▶ _What is being asked_
Retype the full set of records. Keep every character identical.
======== Listed entries
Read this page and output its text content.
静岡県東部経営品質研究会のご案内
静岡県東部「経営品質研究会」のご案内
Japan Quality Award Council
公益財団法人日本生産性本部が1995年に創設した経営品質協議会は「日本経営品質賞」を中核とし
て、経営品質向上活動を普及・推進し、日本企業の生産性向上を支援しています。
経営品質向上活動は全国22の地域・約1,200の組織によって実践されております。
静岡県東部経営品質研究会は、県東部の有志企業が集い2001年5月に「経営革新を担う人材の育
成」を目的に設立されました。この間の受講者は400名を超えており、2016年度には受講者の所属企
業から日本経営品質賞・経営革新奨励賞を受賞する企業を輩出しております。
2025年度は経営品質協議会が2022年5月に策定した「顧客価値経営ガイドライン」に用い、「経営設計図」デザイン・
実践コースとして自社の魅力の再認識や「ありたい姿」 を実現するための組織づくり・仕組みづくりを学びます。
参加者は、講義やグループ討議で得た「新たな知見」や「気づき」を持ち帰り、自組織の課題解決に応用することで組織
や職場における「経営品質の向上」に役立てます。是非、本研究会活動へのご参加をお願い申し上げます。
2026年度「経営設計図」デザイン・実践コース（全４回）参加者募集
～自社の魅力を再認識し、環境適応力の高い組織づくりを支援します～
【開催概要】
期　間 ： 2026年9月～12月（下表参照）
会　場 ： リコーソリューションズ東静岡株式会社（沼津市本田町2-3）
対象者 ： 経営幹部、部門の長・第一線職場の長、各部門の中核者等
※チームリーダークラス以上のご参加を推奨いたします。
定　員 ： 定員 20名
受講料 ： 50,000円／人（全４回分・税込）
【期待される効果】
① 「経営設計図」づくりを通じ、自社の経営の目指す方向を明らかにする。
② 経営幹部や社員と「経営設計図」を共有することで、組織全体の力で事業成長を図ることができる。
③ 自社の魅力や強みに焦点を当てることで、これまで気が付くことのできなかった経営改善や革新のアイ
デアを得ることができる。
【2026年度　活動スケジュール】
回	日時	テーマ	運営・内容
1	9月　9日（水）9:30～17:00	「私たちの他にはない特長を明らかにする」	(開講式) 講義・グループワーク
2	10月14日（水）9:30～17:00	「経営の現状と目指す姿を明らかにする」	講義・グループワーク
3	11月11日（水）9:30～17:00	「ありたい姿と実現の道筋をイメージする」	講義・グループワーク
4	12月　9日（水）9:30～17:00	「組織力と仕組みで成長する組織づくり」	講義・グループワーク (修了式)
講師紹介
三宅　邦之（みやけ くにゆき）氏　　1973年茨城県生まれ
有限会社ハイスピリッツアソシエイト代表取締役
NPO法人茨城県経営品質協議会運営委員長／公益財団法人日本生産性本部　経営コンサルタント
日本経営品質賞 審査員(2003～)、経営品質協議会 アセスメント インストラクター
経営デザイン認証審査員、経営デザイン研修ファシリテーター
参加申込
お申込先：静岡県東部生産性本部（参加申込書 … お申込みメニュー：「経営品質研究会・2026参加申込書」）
================
▶ _Reply to the exercise_
Read this page and output its text content.
静岡県東部経営品質研究会のご案内
静岡県東部「経営品質研究会」のご案内
Japan Quality Award Council
公益財団法人日本生産性本部が1995年に創設した経営品質協議会は「日本経営品質賞」を中核とし
て、経営品質向上活動を普及・推進し、日本企業の生産性向上を支援しています。
経営品質向上活動は全国22の地域・約1,200の組織によって実践されております。
静岡県東部経営品質研究会は、県東部の有志企業が集い2001年5月に「経営革新を担う人材の育
成」を目的に設立されました。この間の受講者は400名を超えており、2016年度には受講者の所属企
業から日本経営品質賞・経営革新奨励賞を受賞する企業を輩出しております。
2025年度は経営品質協議会が2022年5月に策定した「顧客価値経営ガイドライン」に用い、「経営設計図」デザイン・
実践コースとして自社の魅力の再認識や「ありたい姿」 を実現するための組織づくり・仕組みづくりを学びます。
参加者は、講義やグループ討議で得た「新たな知見」や「気づき」を持ち帰り、自組織の課題解決に応用することで組織
や職場における「経営品質の向上」に役立てます。是非、本研究会活動へのご参加をお願い申し上げます。
2026年度「経営設計図」デザイン・実践コース（全４回）参加者募集
～自社の魅力を再認識し、環境適応力の高い組織づくりを支援します～
【開催概要】
期　間 ： 2026年9月～12月（下表参照）
会　場 ： リコーソリューションズ東静岡株式会社（沼津市本田町2-3）
対象者 ： 経営幹部、部門の長・第一線職場の長、各部門の中核者等
※チームリーダークラス以上のご参加を推奨いたします。
定　員 ： 定員 20名
受講料 ： 50,000円／人（全４回分・税込）
【期待される効果】
① 「経営設計図」づくりを通じ、自社の経営の目指す方向を明らかにする。
② 経営幹部や社員と「経営設計図」を共有することで、組織全体の力で事業成長を図ることができる。
③ 自社の魅力や強みに焦点を当てることで、これまで気が付くことのできなかった経営改善や革新のアイ
デアを得ることができる。
【2026年度　活動スケジュール】
回	日時	テーマ	運営・内容
1	9月　9日（水）9:30～17:00	「私たちの他にはない特長を明らかにする」	(開講式) 講義・グループワーク
2	10月14日（水）9:30～17:00	「経営の現状と目指す姿を明らかにする」	講義・グループワーク
3	11月11日（水）9:30～17:00	「ありたい姿と実現の道筋をイメージする」	講義・グループワーク
4	12月　9日（水）9:30～17:00	「組織力と仕組みで成長する組織づくり」	講義・グループワーク (修了式)
講師紹介
三宅　邦之（みやけ くにゆき）氏　　1973年茨城県生まれ
有限会社ハイスピリッツアソシエイト代表取締役
NPO法人茨城県経営品質協議会運営委員長／公益財団法人日本生産性本部　経営コンサルタント
日本経営品質賞 審査員(2003～)、経営品質協議会 アセスメント インストラクター
経営デザイン認証審査員、経営デザイン研修ファシリテーター
参加申込
お申込先：静岡県東部生産性本部（参加申込書 … お申込みメニュー：「経営品質研究会・2026参加申込書」）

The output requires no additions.